◆ Exercise description ◆
From the listing that follows, output everything exactly except the pictures.

— BEGIN Material supplied —

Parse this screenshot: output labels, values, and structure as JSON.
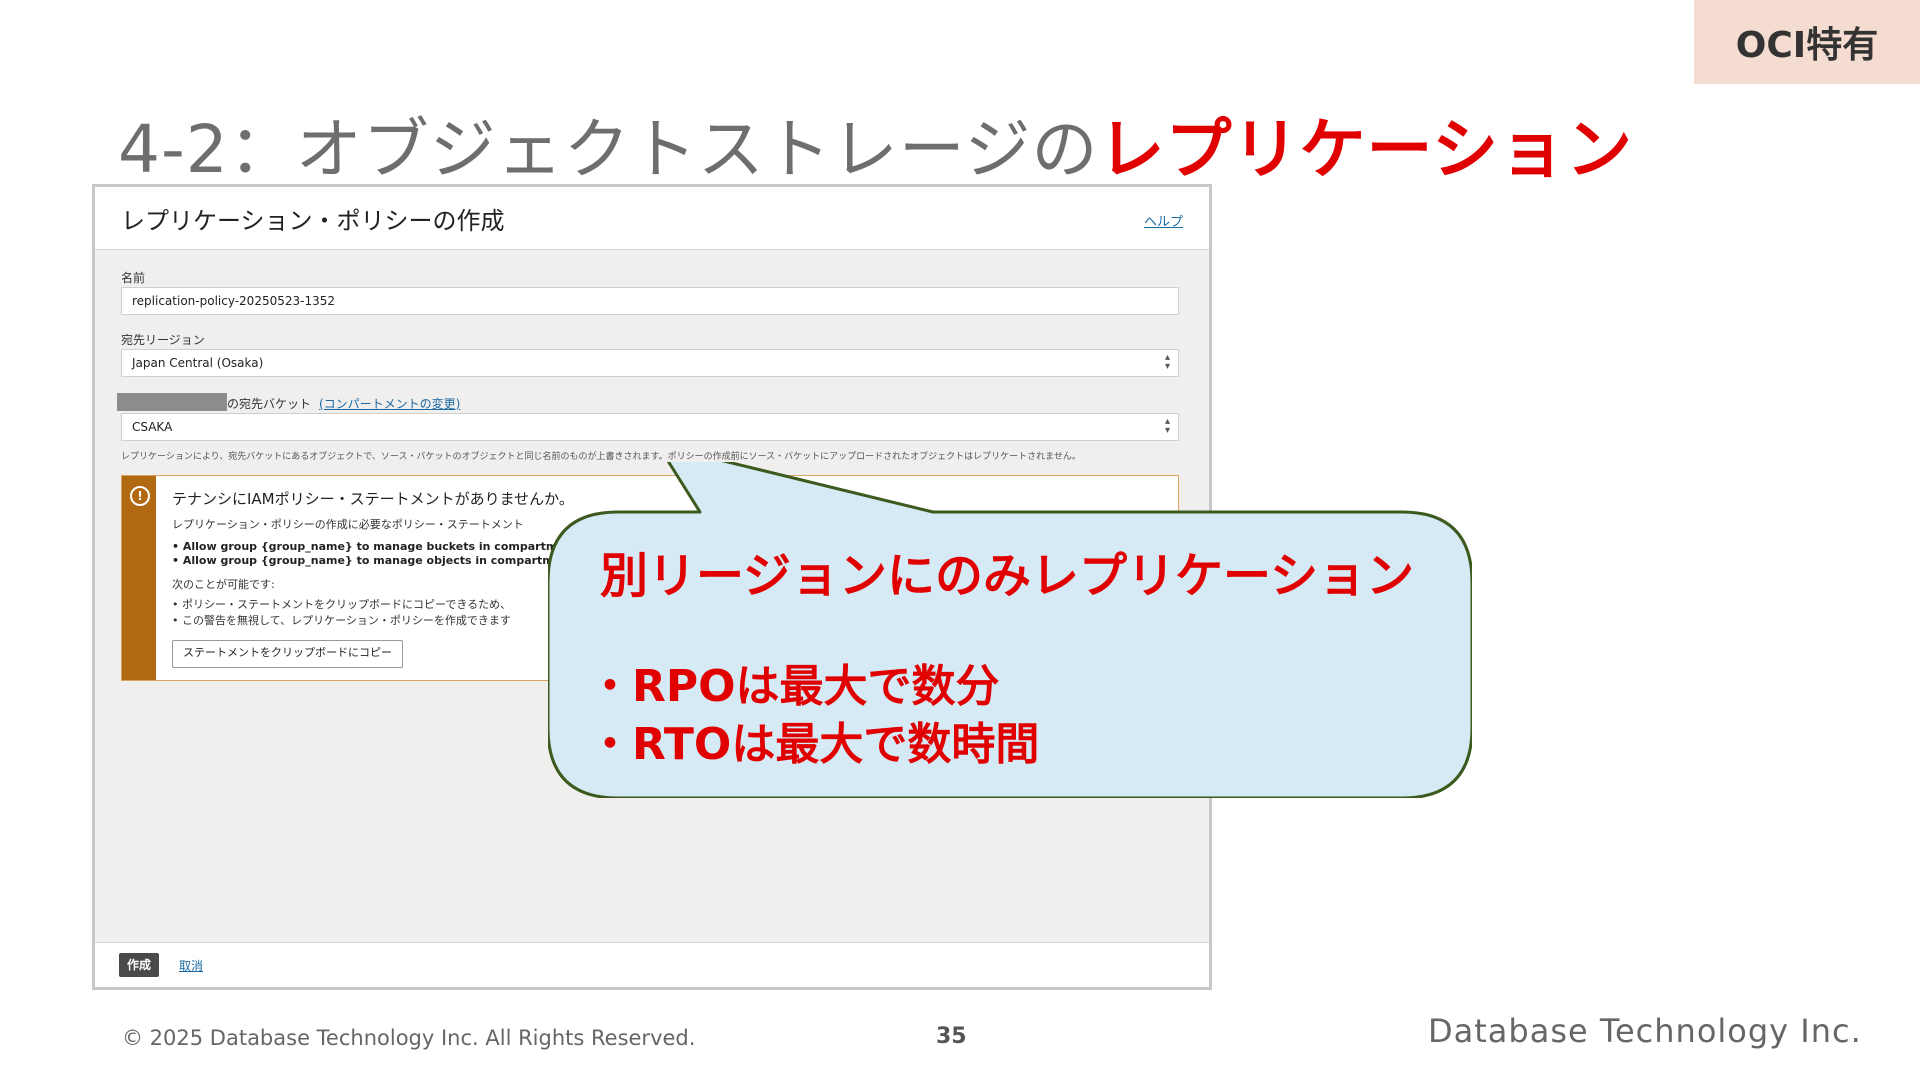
{
  "badge": "OCI特有",
  "slide_title": {
    "prefix": "4-2：オブジェクトストレージの",
    "accent": "レプリケーション"
  },
  "dialog": {
    "title": "レプリケーション・ポリシーの作成",
    "help_link": "ヘルプ",
    "name_label": "名前",
    "name_value": "replication-policy-20250523-1352",
    "region_label": "宛先リージョン",
    "region_value": "Japan Central (Osaka)",
    "bucket_label": "の宛先バケット",
    "compartment_link": "(コンパートメントの変更)",
    "bucket_value": "CSAKA",
    "help_text": "レプリケーションにより、宛先バケットにあるオブジェクトで、ソース・バケットのオブジェクトと同じ名前のものが上書きされます。ポリシーの作成前にソース・バケットにアップロードされたオブジェクトはレプリケートされません。",
    "warning": {
      "title": "テナンシにIAMポリシー・ステートメントがありませんか。",
      "subtitle": "レプリケーション・ポリシーの作成に必要なポリシー・ステートメント",
      "code_lines": [
        "•  Allow group {group_name} to manage buckets in compartment",
        "•  Allow group {group_name} to manage objects in compartment"
      ],
      "can_do": "次のことが可能です:",
      "items": [
        "•  ポリシー・ステートメントをクリップボードにコピーできるため、",
        "•  この警告を無視して、レプリケーション・ポリシーを作成できます"
      ],
      "copy_button": "ステートメントをクリップボードにコピー"
    },
    "create_button": "作成",
    "cancel_link": "取消"
  },
  "callout": {
    "heading": "別リージョンにのみレプリケーション",
    "items": [
      "・RPOは最大で数分",
      "・RTOは最大で数時間"
    ],
    "fill_color": "#d6eaf6",
    "border_color": "#3c5a1e"
  },
  "footer": {
    "copyright": "© 2025 Database Technology Inc. All Rights Reserved.",
    "page_number": "35",
    "logo": "Database Technology Inc."
  }
}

— END Material supplied —

◆ The result ◆
Parse this screenshot: output labels, values, and structure as JSON.
{
  "badge": "OCI特有",
  "slide_title": {
    "prefix": "4-2：オブジェクトストレージの",
    "accent": "レプリケーション"
  },
  "dialog": {
    "title": "レプリケーション・ポリシーの作成",
    "help_link": "ヘルプ",
    "name_label": "名前",
    "name_value": "replication-policy-20250523-1352",
    "region_label": "宛先リージョン",
    "region_value": "Japan Central (Osaka)",
    "bucket_label": "の宛先バケット",
    "compartment_link": "(コンパートメントの変更)",
    "bucket_value": "CSAKA",
    "help_text": "レプリケーションにより、宛先バケットにあるオブジェクトで、ソース・バケットのオブジェクトと同じ名前のものが上書きされます。ポリシーの作成前にソース・バケットにアップロードされたオブジェクトはレプリケートされません。",
    "warning": {
      "title": "テナンシにIAMポリシー・ステートメントがありませんか。",
      "subtitle": "レプリケーション・ポリシーの作成に必要なポリシー・ステートメント",
      "code_lines": [
        "•  Allow group {group_name} to manage buckets in compartment",
        "•  Allow group {group_name} to manage objects in compartment"
      ],
      "can_do": "次のことが可能です:",
      "items": [
        "•  ポリシー・ステートメントをクリップボードにコピーできるため、",
        "•  この警告を無視して、レプリケーション・ポリシーを作成できます"
      ],
      "copy_button": "ステートメントをクリップボードにコピー"
    },
    "create_button": "作成",
    "cancel_link": "取消"
  },
  "callout": {
    "heading": "別リージョンにのみレプリケーション",
    "items": [
      "・RPOは最大で数分",
      "・RTOは最大で数時間"
    ],
    "fill_color": "#d6eaf6",
    "border_color": "#3c5a1e"
  },
  "footer": {
    "copyright": "© 2025 Database Technology Inc. All Rights Reserved.",
    "page_number": "35",
    "logo": "Database Technology Inc."
  }
}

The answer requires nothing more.